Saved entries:
######
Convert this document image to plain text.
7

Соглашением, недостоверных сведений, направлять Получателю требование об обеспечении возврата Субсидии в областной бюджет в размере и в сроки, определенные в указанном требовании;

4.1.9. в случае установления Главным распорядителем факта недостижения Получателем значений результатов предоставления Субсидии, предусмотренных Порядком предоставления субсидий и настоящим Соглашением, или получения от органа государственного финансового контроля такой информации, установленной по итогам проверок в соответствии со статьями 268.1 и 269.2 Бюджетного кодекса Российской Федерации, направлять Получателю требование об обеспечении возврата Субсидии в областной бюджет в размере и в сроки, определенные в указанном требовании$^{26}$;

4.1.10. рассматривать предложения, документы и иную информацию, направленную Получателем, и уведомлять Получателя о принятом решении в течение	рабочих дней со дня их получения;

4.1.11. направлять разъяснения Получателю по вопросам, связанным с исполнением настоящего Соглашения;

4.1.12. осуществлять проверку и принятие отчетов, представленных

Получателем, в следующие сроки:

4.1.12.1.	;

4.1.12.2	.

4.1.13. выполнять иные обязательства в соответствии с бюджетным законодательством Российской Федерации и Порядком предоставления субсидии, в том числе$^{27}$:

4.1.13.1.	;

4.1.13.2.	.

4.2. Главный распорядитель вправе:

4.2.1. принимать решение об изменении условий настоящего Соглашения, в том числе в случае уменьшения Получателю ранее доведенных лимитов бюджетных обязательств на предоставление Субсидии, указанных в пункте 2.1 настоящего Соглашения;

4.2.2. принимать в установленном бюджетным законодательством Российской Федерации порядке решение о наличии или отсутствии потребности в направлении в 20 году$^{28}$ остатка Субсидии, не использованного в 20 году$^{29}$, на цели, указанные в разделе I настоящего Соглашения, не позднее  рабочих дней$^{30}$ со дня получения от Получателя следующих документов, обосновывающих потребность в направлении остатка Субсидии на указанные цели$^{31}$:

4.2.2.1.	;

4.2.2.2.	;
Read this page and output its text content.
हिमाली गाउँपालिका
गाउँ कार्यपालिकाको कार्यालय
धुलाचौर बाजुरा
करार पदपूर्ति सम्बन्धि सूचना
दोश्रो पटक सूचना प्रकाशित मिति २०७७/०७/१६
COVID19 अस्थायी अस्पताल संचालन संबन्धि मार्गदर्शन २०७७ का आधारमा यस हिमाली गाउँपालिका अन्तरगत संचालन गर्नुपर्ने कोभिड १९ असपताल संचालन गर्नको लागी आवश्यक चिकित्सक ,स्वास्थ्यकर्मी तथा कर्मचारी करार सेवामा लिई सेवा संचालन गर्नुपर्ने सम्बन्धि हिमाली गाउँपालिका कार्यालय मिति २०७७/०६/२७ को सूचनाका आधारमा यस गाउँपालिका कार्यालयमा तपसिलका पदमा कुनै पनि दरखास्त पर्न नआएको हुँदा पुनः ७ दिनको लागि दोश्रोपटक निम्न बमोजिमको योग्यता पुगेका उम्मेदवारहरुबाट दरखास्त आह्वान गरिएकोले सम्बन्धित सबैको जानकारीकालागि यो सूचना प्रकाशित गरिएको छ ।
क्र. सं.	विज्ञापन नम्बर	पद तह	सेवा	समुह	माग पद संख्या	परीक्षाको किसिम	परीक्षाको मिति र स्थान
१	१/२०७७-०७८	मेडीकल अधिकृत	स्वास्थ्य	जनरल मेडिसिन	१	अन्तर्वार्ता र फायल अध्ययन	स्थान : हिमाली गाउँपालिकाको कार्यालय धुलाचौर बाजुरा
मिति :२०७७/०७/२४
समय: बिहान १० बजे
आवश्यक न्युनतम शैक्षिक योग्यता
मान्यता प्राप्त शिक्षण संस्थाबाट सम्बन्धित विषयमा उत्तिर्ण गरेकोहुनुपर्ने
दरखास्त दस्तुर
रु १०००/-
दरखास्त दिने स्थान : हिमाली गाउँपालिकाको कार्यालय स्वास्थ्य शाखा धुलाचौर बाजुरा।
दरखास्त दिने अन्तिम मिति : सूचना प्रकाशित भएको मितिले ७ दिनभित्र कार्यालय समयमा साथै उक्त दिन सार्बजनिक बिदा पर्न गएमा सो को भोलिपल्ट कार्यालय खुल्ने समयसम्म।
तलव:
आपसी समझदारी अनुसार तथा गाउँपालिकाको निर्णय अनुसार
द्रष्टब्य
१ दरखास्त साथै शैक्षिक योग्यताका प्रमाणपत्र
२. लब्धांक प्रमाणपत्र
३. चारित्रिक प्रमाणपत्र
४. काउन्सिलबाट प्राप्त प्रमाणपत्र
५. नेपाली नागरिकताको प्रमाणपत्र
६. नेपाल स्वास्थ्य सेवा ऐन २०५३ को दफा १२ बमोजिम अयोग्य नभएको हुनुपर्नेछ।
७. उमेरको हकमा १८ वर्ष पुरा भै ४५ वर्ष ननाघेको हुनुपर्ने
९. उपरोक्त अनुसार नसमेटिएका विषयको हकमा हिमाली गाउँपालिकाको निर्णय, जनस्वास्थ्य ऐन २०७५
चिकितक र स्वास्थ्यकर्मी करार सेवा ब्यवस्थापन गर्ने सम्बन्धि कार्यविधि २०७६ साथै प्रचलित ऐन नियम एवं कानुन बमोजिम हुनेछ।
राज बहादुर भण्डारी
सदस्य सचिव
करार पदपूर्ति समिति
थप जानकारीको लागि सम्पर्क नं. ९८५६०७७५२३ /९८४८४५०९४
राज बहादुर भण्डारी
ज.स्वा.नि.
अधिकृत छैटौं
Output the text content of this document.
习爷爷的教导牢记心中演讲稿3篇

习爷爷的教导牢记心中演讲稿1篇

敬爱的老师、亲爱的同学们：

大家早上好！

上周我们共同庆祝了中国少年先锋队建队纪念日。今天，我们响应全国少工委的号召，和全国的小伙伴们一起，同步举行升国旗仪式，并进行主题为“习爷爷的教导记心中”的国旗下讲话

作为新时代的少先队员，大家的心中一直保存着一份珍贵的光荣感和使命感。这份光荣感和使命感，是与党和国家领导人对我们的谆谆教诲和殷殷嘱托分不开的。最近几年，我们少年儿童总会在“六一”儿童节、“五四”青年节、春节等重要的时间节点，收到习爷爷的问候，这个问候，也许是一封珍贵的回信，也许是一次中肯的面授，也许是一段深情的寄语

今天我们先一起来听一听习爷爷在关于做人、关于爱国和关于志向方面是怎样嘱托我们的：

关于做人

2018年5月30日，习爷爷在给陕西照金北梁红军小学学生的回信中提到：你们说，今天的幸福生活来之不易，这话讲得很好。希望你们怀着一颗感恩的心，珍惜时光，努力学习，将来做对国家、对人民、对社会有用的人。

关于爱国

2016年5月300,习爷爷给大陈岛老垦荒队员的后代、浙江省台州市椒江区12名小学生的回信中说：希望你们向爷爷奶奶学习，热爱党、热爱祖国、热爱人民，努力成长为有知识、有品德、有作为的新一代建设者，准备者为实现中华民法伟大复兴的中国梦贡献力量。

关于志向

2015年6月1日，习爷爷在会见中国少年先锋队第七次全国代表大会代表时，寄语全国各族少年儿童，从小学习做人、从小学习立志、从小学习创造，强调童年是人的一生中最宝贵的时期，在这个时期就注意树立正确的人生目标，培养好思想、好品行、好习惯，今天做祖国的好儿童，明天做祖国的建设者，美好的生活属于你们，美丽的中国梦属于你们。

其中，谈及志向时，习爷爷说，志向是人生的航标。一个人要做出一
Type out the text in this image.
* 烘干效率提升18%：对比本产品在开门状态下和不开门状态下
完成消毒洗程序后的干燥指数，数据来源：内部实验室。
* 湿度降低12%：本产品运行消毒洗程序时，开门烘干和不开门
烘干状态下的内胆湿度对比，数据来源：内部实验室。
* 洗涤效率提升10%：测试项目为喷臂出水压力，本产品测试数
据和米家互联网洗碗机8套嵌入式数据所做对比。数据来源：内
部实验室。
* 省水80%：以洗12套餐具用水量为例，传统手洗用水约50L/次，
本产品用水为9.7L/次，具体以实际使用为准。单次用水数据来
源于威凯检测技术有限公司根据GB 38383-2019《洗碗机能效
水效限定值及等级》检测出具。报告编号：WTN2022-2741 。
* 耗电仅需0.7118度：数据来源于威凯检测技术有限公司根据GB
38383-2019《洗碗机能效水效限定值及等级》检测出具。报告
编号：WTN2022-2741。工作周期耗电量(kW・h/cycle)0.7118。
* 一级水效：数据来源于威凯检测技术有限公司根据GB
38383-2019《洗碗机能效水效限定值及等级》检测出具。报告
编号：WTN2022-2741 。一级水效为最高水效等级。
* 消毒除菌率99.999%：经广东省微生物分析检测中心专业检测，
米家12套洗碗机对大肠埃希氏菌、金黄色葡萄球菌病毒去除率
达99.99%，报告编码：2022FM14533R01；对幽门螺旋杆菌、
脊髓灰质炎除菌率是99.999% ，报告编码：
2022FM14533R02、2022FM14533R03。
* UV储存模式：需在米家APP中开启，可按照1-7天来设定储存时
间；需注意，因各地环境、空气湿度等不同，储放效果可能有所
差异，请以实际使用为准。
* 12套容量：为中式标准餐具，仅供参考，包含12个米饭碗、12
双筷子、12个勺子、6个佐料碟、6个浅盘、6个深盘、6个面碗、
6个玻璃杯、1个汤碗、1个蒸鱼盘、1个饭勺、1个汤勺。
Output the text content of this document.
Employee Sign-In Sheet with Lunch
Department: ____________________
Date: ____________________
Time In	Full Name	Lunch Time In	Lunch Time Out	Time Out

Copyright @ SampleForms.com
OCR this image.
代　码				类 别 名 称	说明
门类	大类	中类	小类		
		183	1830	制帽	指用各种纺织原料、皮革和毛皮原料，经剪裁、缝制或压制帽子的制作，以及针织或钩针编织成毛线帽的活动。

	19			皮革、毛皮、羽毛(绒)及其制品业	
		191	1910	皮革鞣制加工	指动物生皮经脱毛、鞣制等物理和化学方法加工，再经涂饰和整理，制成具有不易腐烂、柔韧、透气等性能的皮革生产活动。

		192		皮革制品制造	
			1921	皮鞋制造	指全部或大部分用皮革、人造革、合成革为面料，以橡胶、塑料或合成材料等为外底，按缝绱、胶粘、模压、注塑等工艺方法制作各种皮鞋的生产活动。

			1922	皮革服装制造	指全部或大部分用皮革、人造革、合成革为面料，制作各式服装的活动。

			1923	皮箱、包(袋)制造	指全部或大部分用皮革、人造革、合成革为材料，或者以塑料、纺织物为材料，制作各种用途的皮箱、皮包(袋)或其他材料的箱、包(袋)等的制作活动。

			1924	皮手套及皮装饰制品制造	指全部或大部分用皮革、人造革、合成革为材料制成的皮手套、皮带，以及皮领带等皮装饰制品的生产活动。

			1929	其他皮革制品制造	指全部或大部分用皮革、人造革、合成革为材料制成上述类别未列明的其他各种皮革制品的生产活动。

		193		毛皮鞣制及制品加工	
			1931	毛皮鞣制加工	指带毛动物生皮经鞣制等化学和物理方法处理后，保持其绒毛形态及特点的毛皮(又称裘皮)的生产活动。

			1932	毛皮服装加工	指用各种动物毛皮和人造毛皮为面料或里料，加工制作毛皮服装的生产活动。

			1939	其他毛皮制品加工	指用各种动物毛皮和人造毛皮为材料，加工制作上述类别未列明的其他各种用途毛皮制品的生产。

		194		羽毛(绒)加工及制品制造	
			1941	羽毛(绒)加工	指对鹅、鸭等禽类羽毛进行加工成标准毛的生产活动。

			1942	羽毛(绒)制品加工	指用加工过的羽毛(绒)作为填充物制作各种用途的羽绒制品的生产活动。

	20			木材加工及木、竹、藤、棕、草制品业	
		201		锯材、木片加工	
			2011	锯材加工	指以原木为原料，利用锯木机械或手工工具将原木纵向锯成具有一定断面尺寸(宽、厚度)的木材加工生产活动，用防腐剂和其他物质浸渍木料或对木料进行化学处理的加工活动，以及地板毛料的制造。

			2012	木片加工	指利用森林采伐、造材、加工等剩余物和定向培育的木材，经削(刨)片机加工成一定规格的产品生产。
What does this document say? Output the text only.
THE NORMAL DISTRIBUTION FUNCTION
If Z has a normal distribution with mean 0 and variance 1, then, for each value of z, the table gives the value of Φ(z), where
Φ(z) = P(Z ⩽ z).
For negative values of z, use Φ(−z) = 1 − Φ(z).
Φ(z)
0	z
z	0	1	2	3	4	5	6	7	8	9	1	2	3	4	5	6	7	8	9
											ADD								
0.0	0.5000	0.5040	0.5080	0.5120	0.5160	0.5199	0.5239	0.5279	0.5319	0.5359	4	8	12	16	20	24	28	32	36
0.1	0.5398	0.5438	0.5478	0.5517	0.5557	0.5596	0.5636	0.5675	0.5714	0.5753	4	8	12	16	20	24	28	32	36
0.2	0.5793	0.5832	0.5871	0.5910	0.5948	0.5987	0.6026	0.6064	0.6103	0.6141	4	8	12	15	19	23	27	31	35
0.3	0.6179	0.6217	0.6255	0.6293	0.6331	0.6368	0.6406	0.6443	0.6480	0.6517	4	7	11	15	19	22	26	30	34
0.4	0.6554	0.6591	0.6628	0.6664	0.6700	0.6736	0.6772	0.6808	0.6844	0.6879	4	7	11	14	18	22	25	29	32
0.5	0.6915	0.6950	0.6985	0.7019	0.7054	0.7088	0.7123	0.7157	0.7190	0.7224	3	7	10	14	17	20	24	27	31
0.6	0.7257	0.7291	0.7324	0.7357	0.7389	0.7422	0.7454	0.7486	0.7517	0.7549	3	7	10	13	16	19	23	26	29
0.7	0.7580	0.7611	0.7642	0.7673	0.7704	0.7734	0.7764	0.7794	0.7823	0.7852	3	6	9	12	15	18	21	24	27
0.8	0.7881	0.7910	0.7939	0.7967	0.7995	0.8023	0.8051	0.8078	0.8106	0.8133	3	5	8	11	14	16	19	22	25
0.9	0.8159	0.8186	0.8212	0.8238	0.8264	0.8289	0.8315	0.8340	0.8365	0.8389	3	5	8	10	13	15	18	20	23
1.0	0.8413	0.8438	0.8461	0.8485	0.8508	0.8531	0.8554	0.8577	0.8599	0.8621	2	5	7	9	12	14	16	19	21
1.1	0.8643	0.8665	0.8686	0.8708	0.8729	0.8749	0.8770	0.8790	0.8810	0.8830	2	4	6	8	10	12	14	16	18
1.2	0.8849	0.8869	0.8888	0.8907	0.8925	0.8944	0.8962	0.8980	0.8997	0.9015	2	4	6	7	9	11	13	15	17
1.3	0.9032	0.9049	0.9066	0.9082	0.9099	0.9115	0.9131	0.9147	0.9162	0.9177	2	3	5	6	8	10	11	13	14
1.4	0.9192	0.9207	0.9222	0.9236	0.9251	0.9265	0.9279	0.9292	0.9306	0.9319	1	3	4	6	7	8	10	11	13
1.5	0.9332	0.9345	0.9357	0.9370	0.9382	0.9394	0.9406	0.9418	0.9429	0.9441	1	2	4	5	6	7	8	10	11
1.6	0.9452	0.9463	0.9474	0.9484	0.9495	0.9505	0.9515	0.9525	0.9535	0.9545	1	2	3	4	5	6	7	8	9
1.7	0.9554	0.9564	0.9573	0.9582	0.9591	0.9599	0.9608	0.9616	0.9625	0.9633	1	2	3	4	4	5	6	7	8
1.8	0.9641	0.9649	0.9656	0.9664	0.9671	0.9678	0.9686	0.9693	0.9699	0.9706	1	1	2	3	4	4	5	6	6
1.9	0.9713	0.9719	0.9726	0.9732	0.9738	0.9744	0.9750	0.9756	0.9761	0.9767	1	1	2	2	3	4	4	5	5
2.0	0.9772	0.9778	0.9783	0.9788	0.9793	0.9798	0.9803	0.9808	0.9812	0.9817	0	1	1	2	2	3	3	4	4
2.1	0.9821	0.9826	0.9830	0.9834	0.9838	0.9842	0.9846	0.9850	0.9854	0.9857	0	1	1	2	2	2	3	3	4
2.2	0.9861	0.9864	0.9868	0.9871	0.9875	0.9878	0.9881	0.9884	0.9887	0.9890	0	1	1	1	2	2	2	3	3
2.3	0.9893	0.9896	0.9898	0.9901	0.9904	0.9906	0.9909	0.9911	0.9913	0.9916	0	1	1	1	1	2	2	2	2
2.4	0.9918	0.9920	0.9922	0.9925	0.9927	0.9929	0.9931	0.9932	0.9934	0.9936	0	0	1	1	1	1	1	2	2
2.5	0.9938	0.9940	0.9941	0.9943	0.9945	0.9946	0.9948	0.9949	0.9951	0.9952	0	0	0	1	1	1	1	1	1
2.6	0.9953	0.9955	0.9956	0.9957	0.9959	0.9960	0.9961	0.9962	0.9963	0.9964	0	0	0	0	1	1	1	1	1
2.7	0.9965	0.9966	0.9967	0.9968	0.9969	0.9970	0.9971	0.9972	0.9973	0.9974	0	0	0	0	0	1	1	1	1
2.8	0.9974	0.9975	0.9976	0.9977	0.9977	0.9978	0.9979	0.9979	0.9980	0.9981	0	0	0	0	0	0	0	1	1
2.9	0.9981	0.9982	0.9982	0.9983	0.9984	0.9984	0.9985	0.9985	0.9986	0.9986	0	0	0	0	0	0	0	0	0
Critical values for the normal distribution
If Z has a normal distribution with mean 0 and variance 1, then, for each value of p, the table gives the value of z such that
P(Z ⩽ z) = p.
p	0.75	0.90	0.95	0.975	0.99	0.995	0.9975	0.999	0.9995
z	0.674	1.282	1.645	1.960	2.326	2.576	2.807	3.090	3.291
######
### Problem description:
Search the records for the word "then" and copy every line where it occurs.

### Worked solution:
If Z has a normal distribution with mean 0 and variance 1, then, for each value of z, the table gives the value of Φ(z), where
If Z has a normal distribution with mean 0 and variance 1, then, for each value of p, the table gives the value of z such that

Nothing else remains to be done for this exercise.